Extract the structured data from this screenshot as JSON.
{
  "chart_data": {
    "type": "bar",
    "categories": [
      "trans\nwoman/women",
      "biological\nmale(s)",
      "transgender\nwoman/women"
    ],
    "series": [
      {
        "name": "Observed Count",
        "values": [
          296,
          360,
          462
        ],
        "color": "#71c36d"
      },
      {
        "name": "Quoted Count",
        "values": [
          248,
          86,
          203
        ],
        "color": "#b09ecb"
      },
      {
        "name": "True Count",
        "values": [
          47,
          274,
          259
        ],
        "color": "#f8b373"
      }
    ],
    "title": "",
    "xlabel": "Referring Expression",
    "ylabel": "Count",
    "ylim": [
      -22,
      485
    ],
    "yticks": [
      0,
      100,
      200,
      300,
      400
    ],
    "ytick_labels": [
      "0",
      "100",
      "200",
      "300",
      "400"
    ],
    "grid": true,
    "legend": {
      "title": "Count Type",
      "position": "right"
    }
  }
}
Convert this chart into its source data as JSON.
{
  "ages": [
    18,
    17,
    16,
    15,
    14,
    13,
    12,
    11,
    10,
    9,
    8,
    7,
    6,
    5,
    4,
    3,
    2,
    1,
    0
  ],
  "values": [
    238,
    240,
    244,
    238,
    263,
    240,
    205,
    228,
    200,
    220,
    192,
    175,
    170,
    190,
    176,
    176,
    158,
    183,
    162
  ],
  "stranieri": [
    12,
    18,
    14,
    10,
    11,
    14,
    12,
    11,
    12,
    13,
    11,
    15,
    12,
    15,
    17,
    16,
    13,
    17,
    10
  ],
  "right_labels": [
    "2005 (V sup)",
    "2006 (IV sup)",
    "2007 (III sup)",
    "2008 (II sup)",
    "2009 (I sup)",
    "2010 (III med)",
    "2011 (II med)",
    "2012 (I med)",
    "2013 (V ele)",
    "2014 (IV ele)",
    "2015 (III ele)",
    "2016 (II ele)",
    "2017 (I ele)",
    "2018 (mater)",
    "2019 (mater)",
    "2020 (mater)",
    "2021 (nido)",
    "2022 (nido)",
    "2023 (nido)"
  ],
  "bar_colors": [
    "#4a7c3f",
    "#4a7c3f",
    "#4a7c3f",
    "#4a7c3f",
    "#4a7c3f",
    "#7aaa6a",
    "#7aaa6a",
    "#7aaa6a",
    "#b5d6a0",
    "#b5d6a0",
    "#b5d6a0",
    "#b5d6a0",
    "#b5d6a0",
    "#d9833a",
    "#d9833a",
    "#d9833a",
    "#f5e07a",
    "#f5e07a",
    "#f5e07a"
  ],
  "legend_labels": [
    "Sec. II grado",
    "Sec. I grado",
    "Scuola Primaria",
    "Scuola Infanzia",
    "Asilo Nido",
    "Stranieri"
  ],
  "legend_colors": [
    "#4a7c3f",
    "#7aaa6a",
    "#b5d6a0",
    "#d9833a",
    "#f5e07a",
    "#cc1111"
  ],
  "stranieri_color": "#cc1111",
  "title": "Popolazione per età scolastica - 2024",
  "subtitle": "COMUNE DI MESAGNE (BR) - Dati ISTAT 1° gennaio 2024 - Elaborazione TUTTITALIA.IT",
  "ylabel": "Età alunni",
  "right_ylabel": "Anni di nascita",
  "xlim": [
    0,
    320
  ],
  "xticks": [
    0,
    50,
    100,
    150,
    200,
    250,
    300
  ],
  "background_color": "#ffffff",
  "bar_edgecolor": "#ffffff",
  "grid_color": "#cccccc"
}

────────────────────────────────────────

Transcribe every entry exactly.

▸ FINAL ANSWER:
Extract the structured data from this screenshot as JSON.
{
  "chart_data": {
    "type": "bar",
    "categories": [
      "trans\nwoman/women",
      "biological\nmale(s)",
      "transgender\nwoman/women"
    ],
    "series": [
      {
        "name": "Observed Count",
        "values": [
          296,
          360,
          462
        ],
        "color": "#71c36d"
      },
      {
        "name": "Quoted Count",
        "values": [
          248,
          86,
          203
        ],
        "color": "#b09ecb"
      },
      {
        "name": "True Count",
        "values": [
          47,
          274,
          259
        ],
        "color": "#f8b373"
      }
    ],
    "title": "",
    "xlabel": "Referring Expression",
    "ylabel": "Count",
    "ylim": [
      -22,
      485
    ],
    "yticks": [
      0,
      100,
      200,
      300,
      400
    ],
    "ytick_labels": [
      "0",
      "100",
      "200",
      "300",
      "400"
    ],
    "grid": true,
    "legend": {
      "title": "Count Type",
      "position": "right"
    }
  }
}
Convert this chart into its source data as JSON.
{
  "ages": [
    18,
    17,
    16,
    15,
    14,
    13,
    12,
    11,
    10,
    9,
    8,
    7,
    6,
    5,
    4,
    3,
    2,
    1,
    0
  ],
  "values": [
    238,
    240,
    244,
    238,
    263,
    240,
    205,
    228,
    200,
    220,
    192,
    175,
    170,
    190,
    176,
    176,
    158,
    183,
    162
  ],
  "stranieri": [
    12,
    18,
    14,
    10,
    11,
    14,
    12,
    11,
    12,
    13,
    11,
    15,
    12,
    15,
    17,
    16,
    13,
    17,
    10
  ],
  "right_labels": [
    "2005 (V sup)",
    "2006 (IV sup)",
    "2007 (III sup)",
    "2008 (II sup)",
    "2009 (I sup)",
    "2010 (III med)",
    "2011 (II med)",
    "2012 (I med)",
    "2013 (V ele)",
    "2014 (IV ele)",
    "2015 (III ele)",
    "2016 (II ele)",
    "2017 (I ele)",
    "2018 (mater)",
    "2019 (mater)",
    "2020 (mater)",
    "2021 (nido)",
    "2022 (nido)",
    "2023 (nido)"
  ],
  "bar_colors": [
    "#4a7c3f",
    "#4a7c3f",
    "#4a7c3f",
    "#4a7c3f",
    "#4a7c3f",
    "#7aaa6a",
    "#7aaa6a",
    "#7aaa6a",
    "#b5d6a0",
    "#b5d6a0",
    "#b5d6a0",
    "#b5d6a0",
    "#b5d6a0",
    "#d9833a",
    "#d9833a",
    "#d9833a",
    "#f5e07a",
    "#f5e07a",
    "#f5e07a"
  ],
  "legend_labels": [
    "Sec. II grado",
    "Sec. I grado",
    "Scuola Primaria",
    "Scuola Infanzia",
    "Asilo Nido",
    "Stranieri"
  ],
  "legend_colors": [
    "#4a7c3f",
    "#7aaa6a",
    "#b5d6a0",
    "#d9833a",
    "#f5e07a",
    "#cc1111"
  ],
  "stranieri_color": "#cc1111",
  "title": "Popolazione per età scolastica - 2024",
  "subtitle": "COMUNE DI MESAGNE (BR) - Dati ISTAT 1° gennaio 2024 - Elaborazione TUTTITALIA.IT",
  "ylabel": "Età alunni",
  "right_ylabel": "Anni di nascita",
  "xlim": [
    0,
    320
  ],
  "xticks": [
    0,
    50,
    100,
    150,
    200,
    250,
    300
  ],
  "background_color": "#ffffff",
  "bar_edgecolor": "#ffffff",
  "grid_color": "#cccccc"
}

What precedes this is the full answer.